PROMPT 1
Please update the talk transcript from "A: Well, there" through "to be honest.", putting "external" wherever "outsourced" appears.
PROMPT 2
Turn the paragraph of the talk transcript beginning "And you will find buy-in" into a short bulleted list that keeps its main facts.

EXCERPT PROVIDED
Is that on screen? No.

I don't use Windows normally.

Just let me quit that.

It all worked in rehearsal.

Audience: This is the test part before putting it into production?

Yep. You should test before you release.

Audience: And how are you going to measure success?

By how much everybody laughs.

So, as I said, be careful before you release your automation.

Video: You slipped and fell into a robot hand?

Video: Yes.

Video: Penis first?

Video: Yes. Now help me.

Video: I'd suggest a lubricant, but I have a feeling you fell on some of that as well.

Video: Not funny, Leonard.

Video: Really? A robot hand's got a death grip on your junk, dude. That's funny. I'll schedule it.

Video: Please, before my mother walks in, just get this off me.

Video: Okay, let's see.

Video: No, no, don't touch. The program is paused.

Video: Oh, well, then what's unpaused?

Video: No, no, I loaded the wrong program. The hand thinks it's holding a screwdriver in outer space. If you continue the program, it's going to start twisting.

I'm going to leave it there. It's a great clip. Get it on YouTube. But that's kind of the point. He should have tested what it was doing.

I'm going to throw it out to questions and answers. And maybe they're not questions I can answer, but let's try it.

Q&A

Q: How did you start the journey? How did you get people to buy in to making that first step change, particularly around the back end? So the front end can be the cool guys. It's that back end. How do you get the journey started?

A: It sounds really wrong, but the way to get that journey started is when they've got a real bad P1 incident. Because they're normally running around panicking. They don't know how to get the right monitoring out on it. And literally, that's a great place to step in and go, "Oh, I've got an idea." And they go, "Wow, you did that in five minutes."

Yes. And it is true with most companies, they're not willing to make a change until they've got a problem. And you just need to make sure you're in the right place at the right time for that problem. And that's the honest truth.

And you will find buy-in. There's always somebody who wants to buy in, but generally speaking, we want to roll the tool out across an old legacy system. The truth is, "Oh, we're scared what will happen. We're not too sure. We'll think about it." Four weeks later, they're in a big P1. We just rolled it out. P1 fixed. Now they've got the tool. And that's the first start of them moving across to believing in what we're doing.

I don't know if that helps, but maybe you can create an incident. It's not a bad idea.

Any more?

Q: I'm wondering if you should have another version of this film, which is Howard, the robotic arm, and the back-end problem.

A: Well, there is that one as well, I think, if you Google a bit more. There is the back-end Howard one, but that's more pleasurable by the looks of things. I mean...

Q: Can I ask a proper question?

A: Yeah.

Q: Do you have outsourced service providers at Thomas Cook?

A: Yes. As Thomas Cook, they do.

Q: Okay, another question. Do you have anything to do with them?

A: No. Well, very little. Very little, to be honest.

STORED ROWS
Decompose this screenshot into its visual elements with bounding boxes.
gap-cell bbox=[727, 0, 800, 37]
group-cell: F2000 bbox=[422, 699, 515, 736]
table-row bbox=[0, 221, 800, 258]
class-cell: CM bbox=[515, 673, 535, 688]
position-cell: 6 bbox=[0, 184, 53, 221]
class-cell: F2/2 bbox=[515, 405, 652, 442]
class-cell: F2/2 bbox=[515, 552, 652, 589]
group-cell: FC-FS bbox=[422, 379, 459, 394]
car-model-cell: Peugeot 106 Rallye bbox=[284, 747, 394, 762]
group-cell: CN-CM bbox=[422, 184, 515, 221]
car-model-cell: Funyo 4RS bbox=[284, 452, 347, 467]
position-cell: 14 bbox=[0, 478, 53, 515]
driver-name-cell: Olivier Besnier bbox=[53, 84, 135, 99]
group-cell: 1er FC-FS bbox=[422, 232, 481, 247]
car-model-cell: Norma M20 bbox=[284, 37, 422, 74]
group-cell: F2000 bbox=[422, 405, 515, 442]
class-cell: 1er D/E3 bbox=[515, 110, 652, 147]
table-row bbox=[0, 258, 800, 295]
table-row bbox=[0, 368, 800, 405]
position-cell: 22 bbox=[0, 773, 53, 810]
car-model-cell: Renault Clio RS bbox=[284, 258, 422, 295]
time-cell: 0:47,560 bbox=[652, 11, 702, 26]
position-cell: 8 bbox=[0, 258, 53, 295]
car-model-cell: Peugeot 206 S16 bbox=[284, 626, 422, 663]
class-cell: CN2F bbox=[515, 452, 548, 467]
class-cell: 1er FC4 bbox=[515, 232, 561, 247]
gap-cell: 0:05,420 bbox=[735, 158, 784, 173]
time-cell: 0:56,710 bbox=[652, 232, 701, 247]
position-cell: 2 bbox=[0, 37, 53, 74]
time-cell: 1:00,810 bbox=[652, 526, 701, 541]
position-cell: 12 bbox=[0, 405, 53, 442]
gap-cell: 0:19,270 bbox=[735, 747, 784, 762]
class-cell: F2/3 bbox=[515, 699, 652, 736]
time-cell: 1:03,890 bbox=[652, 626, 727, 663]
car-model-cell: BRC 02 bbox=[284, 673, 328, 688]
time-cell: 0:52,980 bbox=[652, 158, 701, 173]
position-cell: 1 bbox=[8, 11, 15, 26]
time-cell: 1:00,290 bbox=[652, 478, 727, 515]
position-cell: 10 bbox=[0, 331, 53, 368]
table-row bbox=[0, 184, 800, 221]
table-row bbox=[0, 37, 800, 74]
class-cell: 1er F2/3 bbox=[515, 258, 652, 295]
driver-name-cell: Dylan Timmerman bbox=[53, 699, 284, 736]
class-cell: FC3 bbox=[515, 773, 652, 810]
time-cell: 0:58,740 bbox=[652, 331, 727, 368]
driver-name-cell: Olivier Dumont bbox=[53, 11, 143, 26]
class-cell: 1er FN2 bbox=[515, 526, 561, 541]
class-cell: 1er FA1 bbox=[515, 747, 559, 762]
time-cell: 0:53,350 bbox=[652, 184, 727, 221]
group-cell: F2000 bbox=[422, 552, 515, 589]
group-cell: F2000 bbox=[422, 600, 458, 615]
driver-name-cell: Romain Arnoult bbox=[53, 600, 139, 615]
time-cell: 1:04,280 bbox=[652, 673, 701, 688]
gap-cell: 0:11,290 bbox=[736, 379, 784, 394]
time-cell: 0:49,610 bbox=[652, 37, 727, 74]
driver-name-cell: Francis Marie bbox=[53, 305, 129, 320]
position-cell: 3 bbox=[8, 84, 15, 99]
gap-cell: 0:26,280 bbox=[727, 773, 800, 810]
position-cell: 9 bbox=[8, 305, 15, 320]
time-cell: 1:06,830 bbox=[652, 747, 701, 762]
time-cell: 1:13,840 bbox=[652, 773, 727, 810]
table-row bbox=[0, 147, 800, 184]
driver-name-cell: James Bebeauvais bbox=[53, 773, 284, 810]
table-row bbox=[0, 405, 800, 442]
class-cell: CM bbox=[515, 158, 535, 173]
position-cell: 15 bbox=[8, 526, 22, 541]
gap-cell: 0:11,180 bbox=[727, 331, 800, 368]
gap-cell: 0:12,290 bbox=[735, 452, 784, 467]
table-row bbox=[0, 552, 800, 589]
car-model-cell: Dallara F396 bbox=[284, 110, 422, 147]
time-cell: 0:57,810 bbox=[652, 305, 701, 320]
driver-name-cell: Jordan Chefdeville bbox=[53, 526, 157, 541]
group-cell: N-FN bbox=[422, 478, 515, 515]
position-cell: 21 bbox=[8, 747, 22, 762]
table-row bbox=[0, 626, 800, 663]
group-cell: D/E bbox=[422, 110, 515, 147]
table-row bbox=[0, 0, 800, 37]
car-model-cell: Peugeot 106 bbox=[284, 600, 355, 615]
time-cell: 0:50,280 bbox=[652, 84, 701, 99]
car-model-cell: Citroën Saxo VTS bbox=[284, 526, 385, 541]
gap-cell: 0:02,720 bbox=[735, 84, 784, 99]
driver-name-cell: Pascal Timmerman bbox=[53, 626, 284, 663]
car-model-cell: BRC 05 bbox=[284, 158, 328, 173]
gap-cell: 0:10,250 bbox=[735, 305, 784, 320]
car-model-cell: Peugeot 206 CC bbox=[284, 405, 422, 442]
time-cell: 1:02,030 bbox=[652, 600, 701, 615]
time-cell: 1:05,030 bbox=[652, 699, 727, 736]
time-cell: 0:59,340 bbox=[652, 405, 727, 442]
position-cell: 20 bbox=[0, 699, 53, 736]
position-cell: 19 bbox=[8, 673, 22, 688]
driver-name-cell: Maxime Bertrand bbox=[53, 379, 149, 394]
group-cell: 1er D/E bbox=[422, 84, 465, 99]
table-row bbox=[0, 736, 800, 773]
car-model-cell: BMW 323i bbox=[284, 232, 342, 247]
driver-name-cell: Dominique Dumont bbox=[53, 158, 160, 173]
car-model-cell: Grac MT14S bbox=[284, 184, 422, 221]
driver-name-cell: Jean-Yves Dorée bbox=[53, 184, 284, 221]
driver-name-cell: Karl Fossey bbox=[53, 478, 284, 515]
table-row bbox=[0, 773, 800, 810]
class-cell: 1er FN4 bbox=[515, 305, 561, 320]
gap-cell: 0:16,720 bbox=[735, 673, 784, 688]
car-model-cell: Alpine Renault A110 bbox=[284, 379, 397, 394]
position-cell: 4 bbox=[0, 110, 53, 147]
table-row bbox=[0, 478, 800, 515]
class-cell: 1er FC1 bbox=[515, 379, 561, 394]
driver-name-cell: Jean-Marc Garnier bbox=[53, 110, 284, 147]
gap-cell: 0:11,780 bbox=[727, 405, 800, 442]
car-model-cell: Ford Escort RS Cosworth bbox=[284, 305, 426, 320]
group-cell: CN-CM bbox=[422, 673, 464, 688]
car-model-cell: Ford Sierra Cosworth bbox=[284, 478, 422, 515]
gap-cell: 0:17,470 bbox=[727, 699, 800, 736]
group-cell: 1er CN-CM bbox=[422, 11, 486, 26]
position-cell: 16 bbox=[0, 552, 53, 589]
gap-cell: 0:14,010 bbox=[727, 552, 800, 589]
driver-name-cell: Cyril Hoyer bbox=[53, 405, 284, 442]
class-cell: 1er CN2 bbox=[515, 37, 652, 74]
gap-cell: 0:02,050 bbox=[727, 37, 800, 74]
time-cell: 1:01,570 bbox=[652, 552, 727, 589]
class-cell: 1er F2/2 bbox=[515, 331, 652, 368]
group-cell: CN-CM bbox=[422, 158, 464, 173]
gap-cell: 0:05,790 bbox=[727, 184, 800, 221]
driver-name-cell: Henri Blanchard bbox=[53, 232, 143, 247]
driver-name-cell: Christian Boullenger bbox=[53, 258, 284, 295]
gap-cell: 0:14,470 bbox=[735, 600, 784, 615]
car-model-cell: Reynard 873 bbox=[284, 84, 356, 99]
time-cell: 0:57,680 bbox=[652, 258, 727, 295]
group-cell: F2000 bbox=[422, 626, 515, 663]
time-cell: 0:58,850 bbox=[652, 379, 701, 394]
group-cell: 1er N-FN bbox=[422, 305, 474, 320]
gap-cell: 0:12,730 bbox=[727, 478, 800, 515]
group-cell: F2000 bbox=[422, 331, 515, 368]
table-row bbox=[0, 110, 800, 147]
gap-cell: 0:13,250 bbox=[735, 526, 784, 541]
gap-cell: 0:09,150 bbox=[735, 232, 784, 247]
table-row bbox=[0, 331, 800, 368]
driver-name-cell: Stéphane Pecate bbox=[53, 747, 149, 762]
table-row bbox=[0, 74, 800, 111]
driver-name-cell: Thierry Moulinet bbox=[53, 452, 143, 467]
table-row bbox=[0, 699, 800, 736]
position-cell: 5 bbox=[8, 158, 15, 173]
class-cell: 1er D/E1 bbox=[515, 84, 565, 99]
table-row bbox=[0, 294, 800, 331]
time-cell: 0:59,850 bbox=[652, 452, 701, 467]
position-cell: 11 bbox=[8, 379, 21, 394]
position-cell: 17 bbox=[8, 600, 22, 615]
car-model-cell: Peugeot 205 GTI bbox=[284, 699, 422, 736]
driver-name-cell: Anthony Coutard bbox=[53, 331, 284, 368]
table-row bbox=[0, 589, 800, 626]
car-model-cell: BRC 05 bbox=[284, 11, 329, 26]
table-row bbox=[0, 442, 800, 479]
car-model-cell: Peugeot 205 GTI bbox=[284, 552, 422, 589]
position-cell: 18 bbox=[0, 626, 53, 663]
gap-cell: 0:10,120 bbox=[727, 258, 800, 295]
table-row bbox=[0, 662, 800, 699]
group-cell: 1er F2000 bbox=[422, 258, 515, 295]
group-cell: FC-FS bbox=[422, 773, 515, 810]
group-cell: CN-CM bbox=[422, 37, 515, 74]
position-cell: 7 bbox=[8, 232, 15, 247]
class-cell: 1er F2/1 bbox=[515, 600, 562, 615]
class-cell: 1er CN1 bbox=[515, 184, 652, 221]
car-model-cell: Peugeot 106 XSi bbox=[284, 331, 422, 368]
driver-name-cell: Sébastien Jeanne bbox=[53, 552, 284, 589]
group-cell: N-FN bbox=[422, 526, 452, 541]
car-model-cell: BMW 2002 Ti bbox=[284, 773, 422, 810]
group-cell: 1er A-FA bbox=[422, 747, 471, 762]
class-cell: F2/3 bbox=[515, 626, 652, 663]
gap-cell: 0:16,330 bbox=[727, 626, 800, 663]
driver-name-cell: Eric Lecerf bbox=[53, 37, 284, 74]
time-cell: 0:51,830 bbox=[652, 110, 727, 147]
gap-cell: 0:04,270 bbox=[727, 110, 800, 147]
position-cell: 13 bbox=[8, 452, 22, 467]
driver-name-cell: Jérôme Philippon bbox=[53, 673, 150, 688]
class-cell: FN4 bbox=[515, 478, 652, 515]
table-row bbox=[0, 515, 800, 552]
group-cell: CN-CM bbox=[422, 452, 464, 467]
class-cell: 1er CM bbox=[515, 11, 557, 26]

CORRECT OUTPUT 1
A: Well, there is that one as well, I think, if you Google a bit more. There is the back-end Howard one, but that's more pleasurable by the looks of things. I mean...

Q: Can I ask a proper question?

A: Yeah.

Q: Do you have external service providers at Thomas Cook?

A: Yes. As Thomas Cook, they do.

Q: Okay, another question. Do you have anything to do with them?

A: No. Well, very little. Very little, to be honest.

CORRECT OUTPUT 2
- There is always somebody who wants to buy in.
- The plan is generally to roll the tool out across an old legacy system.
- The usual response is hesitation: people are scared of what will happen, unsure, and say they'll think about it.
- Four weeks later, they're in a big P1.
- The tool is rolled out and the P1 is fixed.
- They now have the tool, which is the first step toward believing in the approach.